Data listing
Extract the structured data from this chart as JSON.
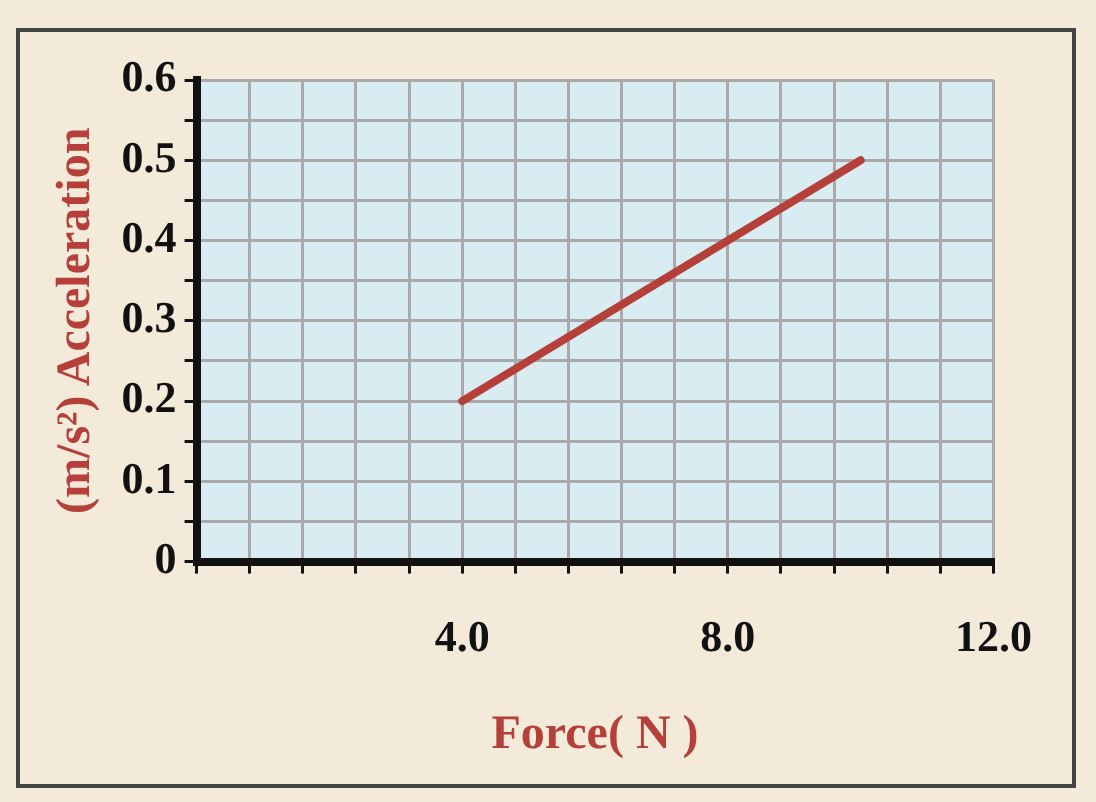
{
  "chart_data": {
    "type": "line",
    "xlabel": "Force( N )",
    "ylabel": "(m/s²) Acceleration",
    "x": [
      4.0,
      10.0
    ],
    "series": [
      {
        "color": "#b5403a",
        "values": [
          0.2,
          0.5
        ]
      }
    ],
    "xlim": [
      0,
      12
    ],
    "xticks": [
      {
        "value": 0,
        "label": null
      },
      {
        "value": 0.8,
        "label": null
      },
      {
        "value": 1.6,
        "label": null
      },
      {
        "value": 2.4,
        "label": null
      },
      {
        "value": 3.2,
        "label": null
      },
      {
        "value": 4,
        "label": "4.0"
      },
      {
        "value": 4.8,
        "label": null
      },
      {
        "value": 5.6,
        "label": null
      },
      {
        "value": 6.4,
        "label": null
      },
      {
        "value": 7.2,
        "label": null
      },
      {
        "value": 8,
        "label": "8.0"
      },
      {
        "value": 8.8,
        "label": null
      },
      {
        "value": 9.6,
        "label": null
      },
      {
        "value": 10.4,
        "label": null
      },
      {
        "value": 11.2,
        "label": null
      },
      {
        "value": 12,
        "label": "12.0"
      }
    ],
    "ylim": [
      0,
      0.6
    ],
    "yticks": [
      0,
      {
        "value": 0.05,
        "label": null
      },
      0.1,
      {
        "value": 0.15,
        "label": null
      },
      0.2,
      {
        "value": 0.25,
        "label": null
      },
      0.3,
      {
        "value": 0.35,
        "label": null
      },
      0.4,
      {
        "value": 0.45,
        "label": null
      },
      0.5,
      {
        "value": 0.55,
        "label": null
      },
      0.6
    ],
    "grid": true,
    "legend": false,
    "marker": "none",
    "line_style": "solid"
  }
}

*Written problem*. Transcribe the material exactly, and leave out whatever pictures it holds.

*In response*.
Extract the structured data from this chart as JSON.
{
  "chart_data": {
    "type": "line",
    "xlabel": "Force( N )",
    "ylabel": "(m/s²) Acceleration",
    "x": [
      4.0,
      10.0
    ],
    "series": [
      {
        "color": "#b5403a",
        "values": [
          0.2,
          0.5
        ]
      }
    ],
    "xlim": [
      0,
      12
    ],
    "xticks": [
      {
        "value": 0,
        "label": null
      },
      {
        "value": 0.8,
        "label": null
      },
      {
        "value": 1.6,
        "label": null
      },
      {
        "value": 2.4,
        "label": null
      },
      {
        "value": 3.2,
        "label": null
      },
      {
        "value": 4,
        "label": "4.0"
      },
      {
        "value": 4.8,
        "label": null
      },
      {
        "value": 5.6,
        "label": null
      },
      {
        "value": 6.4,
        "label": null
      },
      {
        "value": 7.2,
        "label": null
      },
      {
        "value": 8,
        "label": "8.0"
      },
      {
        "value": 8.8,
        "label": null
      },
      {
        "value": 9.6,
        "label": null
      },
      {
        "value": 10.4,
        "label": null
      },
      {
        "value": 11.2,
        "label": null
      },
      {
        "value": 12,
        "label": "12.0"
      }
    ],
    "ylim": [
      0,
      0.6
    ],
    "yticks": [
      0,
      {
        "value": 0.05,
        "label": null
      },
      0.1,
      {
        "value": 0.15,
        "label": null
      },
      0.2,
      {
        "value": 0.25,
        "label": null
      },
      0.3,
      {
        "value": 0.35,
        "label": null
      },
      0.4,
      {
        "value": 0.45,
        "label": null
      },
      0.5,
      {
        "value": 0.55,
        "label": null
      },
      0.6
    ],
    "grid": true,
    "legend": false,
    "marker": "none",
    "line_style": "solid"
  }
}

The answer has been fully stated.